(Given data)
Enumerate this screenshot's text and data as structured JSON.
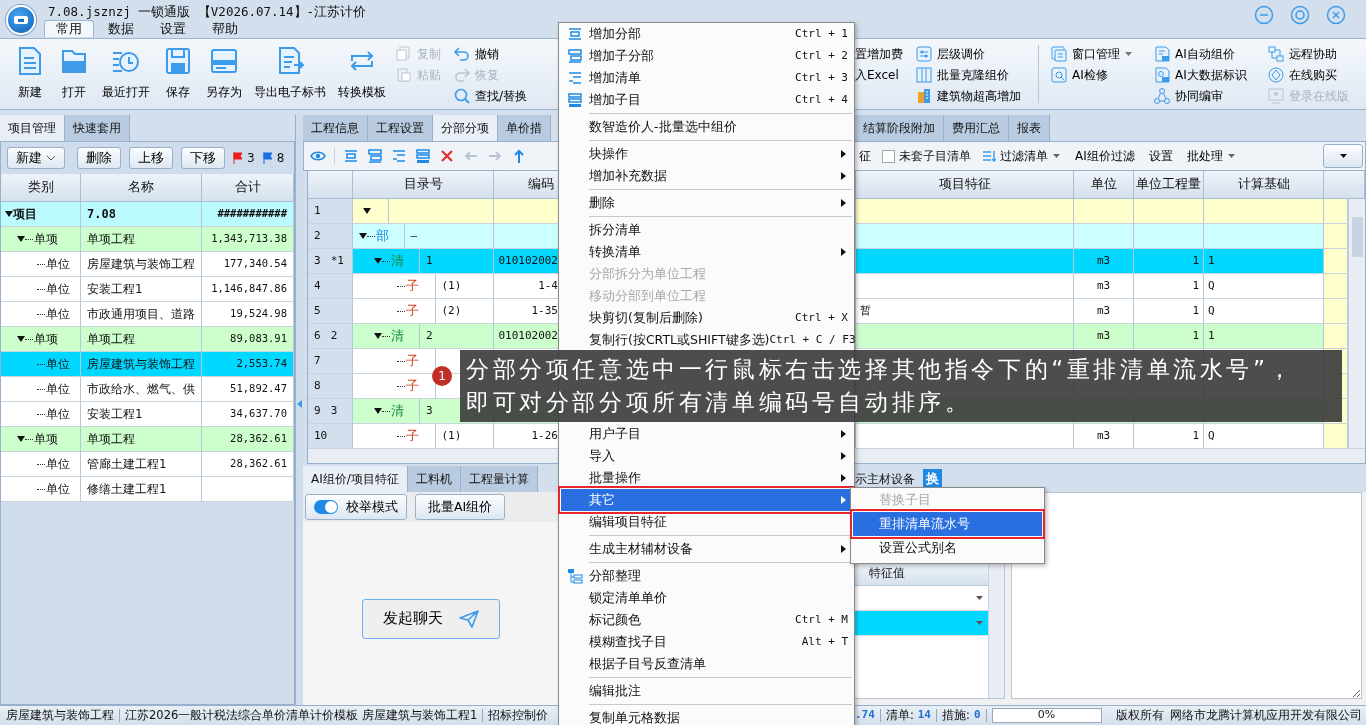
{
  "window": {
    "title": "7.08.jsznzj 一锁通版 【V2026.07.14】-江苏计价"
  },
  "ribbon_tabs": [
    {
      "label": "常用",
      "selected": true
    },
    {
      "label": "数据",
      "selected": false
    },
    {
      "label": "设置",
      "selected": false
    },
    {
      "label": "帮助",
      "selected": false
    }
  ],
  "ribbon_large": [
    "新建",
    "打开",
    "最近打开",
    "保存",
    "另存为",
    "导出电子标书",
    "转换模板"
  ],
  "ribbon_small_left": [
    [
      {
        "label": "复制",
        "kind": "button",
        "disabled": true
      },
      {
        "label": "粘贴",
        "kind": "button",
        "disabled": true
      }
    ],
    [
      {
        "label": "撤销",
        "kind": "button",
        "disabled": false
      },
      {
        "label": "恢复",
        "kind": "button",
        "disabled": true
      },
      {
        "label": "查找/替换",
        "kind": "button",
        "disabled": false
      }
    ]
  ],
  "ribbon_small_right": [
    [
      {
        "label": "置增加费",
        "kind": "plain",
        "disabled": false
      },
      {
        "label": "入Excel",
        "kind": "plain",
        "disabled": false
      }
    ],
    [
      {
        "label": "层级调价",
        "kind": "button",
        "disabled": false
      },
      {
        "label": "批量克隆组价",
        "kind": "button",
        "disabled": false
      },
      {
        "label": "建筑物超高增加",
        "kind": "button",
        "disabled": false
      }
    ],
    [
      {
        "label": "窗口管理",
        "kind": "menu",
        "disabled": false
      },
      {
        "label": "AI检修",
        "kind": "button",
        "disabled": false
      }
    ],
    [
      {
        "label": "AI自动组价",
        "kind": "button",
        "disabled": false
      },
      {
        "label": "AI大数据标识",
        "kind": "button",
        "disabled": false
      },
      {
        "label": "协同编审",
        "kind": "button",
        "disabled": false
      }
    ],
    [
      {
        "label": "远程协助",
        "kind": "button",
        "disabled": false
      },
      {
        "label": "在线购买",
        "kind": "button",
        "disabled": false
      },
      {
        "label": "登录在线版",
        "kind": "button",
        "disabled": true
      }
    ]
  ],
  "left_panel": {
    "tabs": [
      {
        "label": "项目管理",
        "selected": true
      },
      {
        "label": "快速套用",
        "selected": false
      }
    ],
    "toolbar": [
      {
        "label": "新建",
        "kind": "menu"
      },
      {
        "label": "删除",
        "kind": "button"
      },
      {
        "label": "上移",
        "kind": "button"
      },
      {
        "label": "下移",
        "kind": "button"
      }
    ],
    "flags": [
      {
        "count": "3",
        "color": "#e8201a"
      },
      {
        "count": "8",
        "color": "#1a6fe0"
      }
    ],
    "columns": [
      "类别",
      "名称",
      "合计"
    ],
    "tree": [
      {
        "type": "项目",
        "name": "7.08",
        "total": "###########",
        "kind": "project",
        "expanded": true,
        "selected": false,
        "children": [
          {
            "type": "单项",
            "name": "单项工程",
            "total": "1,343,713.38",
            "kind": "single",
            "expanded": true,
            "selected": false,
            "children": [
              {
                "type": "单位",
                "name": "房屋建筑与装饰工程",
                "total": "177,340.54",
                "kind": "unit",
                "selected": false
              },
              {
                "type": "单位",
                "name": "安装工程1",
                "total": "1,146,847.86",
                "kind": "unit",
                "selected": false
              },
              {
                "type": "单位",
                "name": "市政通用项目、道路",
                "total": "19,524.98",
                "kind": "unit",
                "selected": false
              }
            ]
          },
          {
            "type": "单项",
            "name": "单项工程",
            "total": "89,083.91",
            "kind": "single",
            "expanded": true,
            "selected": false,
            "children": [
              {
                "type": "单位",
                "name": "房屋建筑与装饰工程",
                "total": "2,553.74",
                "kind": "unit",
                "selected": true
              },
              {
                "type": "单位",
                "name": "市政给水、燃气、供",
                "total": "51,892.47",
                "kind": "unit",
                "selected": false
              },
              {
                "type": "单位",
                "name": "安装工程1",
                "total": "34,637.70",
                "kind": "unit",
                "selected": false
              }
            ]
          },
          {
            "type": "单项",
            "name": "单项工程",
            "total": "28,362.61",
            "kind": "single",
            "expanded": true,
            "selected": false,
            "children": [
              {
                "type": "单位",
                "name": "管廊土建工程1",
                "total": "28,362.61",
                "kind": "unit",
                "selected": false
              },
              {
                "type": "单位",
                "name": "修缮土建工程1",
                "kind": "unit",
                "selected": false
              }
            ]
          }
        ]
      }
    ]
  },
  "main_tabs_left": [
    {
      "label": "工程信息",
      "selected": false
    },
    {
      "label": "工程设置",
      "selected": false
    },
    {
      "label": "分部分项",
      "selected": true
    },
    {
      "label": "单价措",
      "selected": false
    }
  ],
  "main_tabs_right": [
    {
      "label": "结算阶段附加",
      "selected": false
    },
    {
      "label": "费用汇总",
      "selected": false
    },
    {
      "label": "报表",
      "selected": false
    }
  ],
  "grid_toolbar": {
    "tools": [
      {
        "disabled": false
      },
      {
        "disabled": false
      },
      {
        "disabled": false
      },
      {
        "disabled": false
      },
      {
        "disabled": false
      },
      {
        "disabled": false
      },
      {
        "disabled": true
      },
      {
        "disabled": true
      },
      {
        "disabled": false
      }
    ],
    "right": [
      {
        "kind": "text",
        "label": "征"
      },
      {
        "kind": "checkbox",
        "label": "未套子目清单",
        "checked": false
      },
      {
        "kind": "menu",
        "label": "过滤清单"
      },
      {
        "kind": "text",
        "label": "AI组价过滤"
      },
      {
        "kind": "text",
        "label": "设置"
      },
      {
        "kind": "menu",
        "label": "批处理"
      }
    ]
  },
  "grid": {
    "columns_left": [
      "目录号",
      "编码"
    ],
    "columns_right": [
      "项目特征",
      "单位",
      "单位工程量",
      "计算基础"
    ],
    "rows": [
      {
        "num": "1",
        "kind": "root",
        "expanded": true,
        "selected": false,
        "children": [
          {
            "num": "2",
            "kind": "division",
            "tag": "部",
            "catalog": "—",
            "expanded": true,
            "selected": false,
            "children": [
              {
                "num": "3",
                "seq": "*1",
                "kind": "item",
                "tag": "清",
                "catalog": "1",
                "code": "010102002",
                "unit": "m3",
                "qty": "1",
                "base": "1",
                "expanded": true,
                "selected": true,
                "children": [
                  {
                    "num": "4",
                    "kind": "sub",
                    "tag": "子",
                    "catalog": "(1)",
                    "code": "1-4",
                    "unit": "m3",
                    "qty": "1",
                    "base": "Q",
                    "selected": false
                  },
                  {
                    "num": "5",
                    "kind": "sub",
                    "tag": "子",
                    "catalog": "(2)",
                    "code": "1-35",
                    "feature": "暂",
                    "unit": "m3",
                    "qty": "1",
                    "base": "Q",
                    "selected": false
                  }
                ]
              },
              {
                "num": "6",
                "seq": "2",
                "kind": "item",
                "tag": "清",
                "catalog": "2",
                "code": "010102002",
                "unit": "m3",
                "qty": "1",
                "base": "1",
                "expanded": true,
                "selected": false,
                "children": [
                  {
                    "num": "7",
                    "kind": "sub",
                    "tag": "子",
                    "selected": false
                  },
                  {
                    "num": "8",
                    "kind": "sub",
                    "tag": "子",
                    "selected": false
                  }
                ]
              },
              {
                "num": "9",
                "seq": "3",
                "kind": "item",
                "tag": "清",
                "catalog": "3",
                "expanded": true,
                "selected": false,
                "children": [
                  {
                    "num": "10",
                    "kind": "sub",
                    "tag": "子",
                    "catalog": "(1)",
                    "code": "1-26",
                    "unit": "m3",
                    "qty": "1",
                    "base": "Q",
                    "selected": false
                  }
                ]
              }
            ]
          }
        ]
      }
    ]
  },
  "bottom_tabs": [
    {
      "label": "AI组价/项目特征",
      "selected": true
    },
    {
      "label": "工料机",
      "selected": false
    },
    {
      "label": "工程量计算",
      "selected": false
    }
  ],
  "bottom_right_tab": {
    "label": "示主材设备",
    "badge": "换"
  },
  "ai_panel": {
    "toggle": {
      "label": "校举模式",
      "on": true
    },
    "batch_button": "批量AI组价",
    "chat_button": "发起聊天"
  },
  "feature_table": {
    "column": "特征值",
    "rows": [
      {
        "selected": false
      },
      {
        "selected": true
      }
    ]
  },
  "context_menu": [
    {
      "kind": "icon-action",
      "label": "增加分部",
      "shortcut": "Ctrl + 1",
      "disabled": false,
      "selected": false
    },
    {
      "kind": "icon-action",
      "label": "增加子分部",
      "shortcut": "Ctrl + 2",
      "disabled": false,
      "selected": false
    },
    {
      "kind": "icon-action",
      "label": "增加清单",
      "shortcut": "Ctrl + 3",
      "disabled": false,
      "selected": false
    },
    {
      "kind": "icon-action",
      "label": "增加子目",
      "shortcut": "Ctrl + 4",
      "disabled": false,
      "selected": false
    },
    {
      "kind": "separator"
    },
    {
      "kind": "action",
      "label": "数智造价人-批量选中组价",
      "disabled": false,
      "selected": false
    },
    {
      "kind": "separator"
    },
    {
      "kind": "submenu",
      "label": "块操作",
      "disabled": false,
      "selected": false
    },
    {
      "kind": "submenu",
      "label": "增加补充数据",
      "disabled": false,
      "selected": false
    },
    {
      "kind": "separator"
    },
    {
      "kind": "submenu",
      "label": "删除",
      "disabled": false,
      "selected": false
    },
    {
      "kind": "separator"
    },
    {
      "kind": "action",
      "label": "拆分清单",
      "disabled": false,
      "selected": false
    },
    {
      "kind": "submenu",
      "label": "转换清单",
      "disabled": false,
      "selected": false
    },
    {
      "kind": "action",
      "label": "分部拆分为单位工程",
      "disabled": true,
      "selected": false
    },
    {
      "kind": "action",
      "label": "移动分部到单位工程",
      "disabled": true,
      "selected": false
    },
    {
      "kind": "action",
      "label": "块剪切(复制后删除)",
      "shortcut": "Ctrl + X",
      "disabled": false,
      "selected": false
    },
    {
      "kind": "action",
      "label": "复制行(按CRTL或SHIFT键多选)",
      "shortcut": "Ctrl + C / F3",
      "disabled": false,
      "selected": false
    },
    {
      "kind": "covered"
    },
    {
      "kind": "covered"
    },
    {
      "kind": "covered"
    },
    {
      "kind": "submenu",
      "label": "用户子目",
      "disabled": false,
      "selected": false
    },
    {
      "kind": "submenu",
      "label": "导入",
      "disabled": false,
      "selected": false
    },
    {
      "kind": "submenu",
      "label": "批量操作",
      "disabled": false,
      "selected": false
    },
    {
      "kind": "submenu",
      "label": "其它",
      "disabled": false,
      "selected": true
    },
    {
      "kind": "action",
      "label": "编辑项目特征",
      "disabled": false,
      "selected": false
    },
    {
      "kind": "separator"
    },
    {
      "kind": "submenu",
      "label": "生成主材辅材设备",
      "disabled": false,
      "selected": false
    },
    {
      "kind": "separator"
    },
    {
      "kind": "icon-action",
      "label": "分部整理",
      "disabled": false,
      "selected": false
    },
    {
      "kind": "action",
      "label": "锁定清单单价",
      "disabled": false,
      "selected": false
    },
    {
      "kind": "action",
      "label": "标记颜色",
      "shortcut": "Ctrl + M",
      "disabled": false,
      "selected": false
    },
    {
      "kind": "action",
      "label": "模糊查找子目",
      "shortcut": "Alt + T",
      "disabled": false,
      "selected": false
    },
    {
      "kind": "action",
      "label": "根据子目号反查清单",
      "disabled": false,
      "selected": false
    },
    {
      "kind": "separator"
    },
    {
      "kind": "action",
      "label": "编辑批注",
      "disabled": false,
      "selected": false
    },
    {
      "kind": "separator"
    },
    {
      "kind": "action",
      "label": "复制单元格数据",
      "disabled": false,
      "selected": false
    }
  ],
  "submenu": [
    {
      "label": "替换子目",
      "disabled": true,
      "selected": false
    },
    {
      "label": "重排清单流水号",
      "disabled": false,
      "selected": true
    },
    {
      "label": "设置公式别名",
      "disabled": false,
      "selected": false
    }
  ],
  "callout": {
    "number": "1",
    "text": "分部分项任意选中一行鼠标右击选择其他指令下的“重排清单流水号”，即可对分部分项所有清单编码号自动排序。"
  },
  "status_bar": {
    "left": [
      "房屋建筑与装饰工程",
      "江苏2026一般计税法综合单价清单计价模板 房屋建筑与装饰工程1",
      "招标控制价"
    ],
    "amount": ".74",
    "counts": [
      {
        "label": "清单:",
        "value": "14"
      },
      {
        "label": "措施:",
        "value": "0"
      }
    ],
    "progress": {
      "level": 0,
      "text": "0%"
    },
    "copyright": "版权所有",
    "company": "网络市龙腾计算机应用开发有限公司"
  }
}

(Problem to solve) Find each line holding the word "重排清单流水号" and copy it.

(Result for this task)
      "label": "重排清单流水号",
    "text": "分部分项任意选中一行鼠标右击选择其他指令下的“重排清单流水号”，即可对分部分项所有清单编码号自动排序。"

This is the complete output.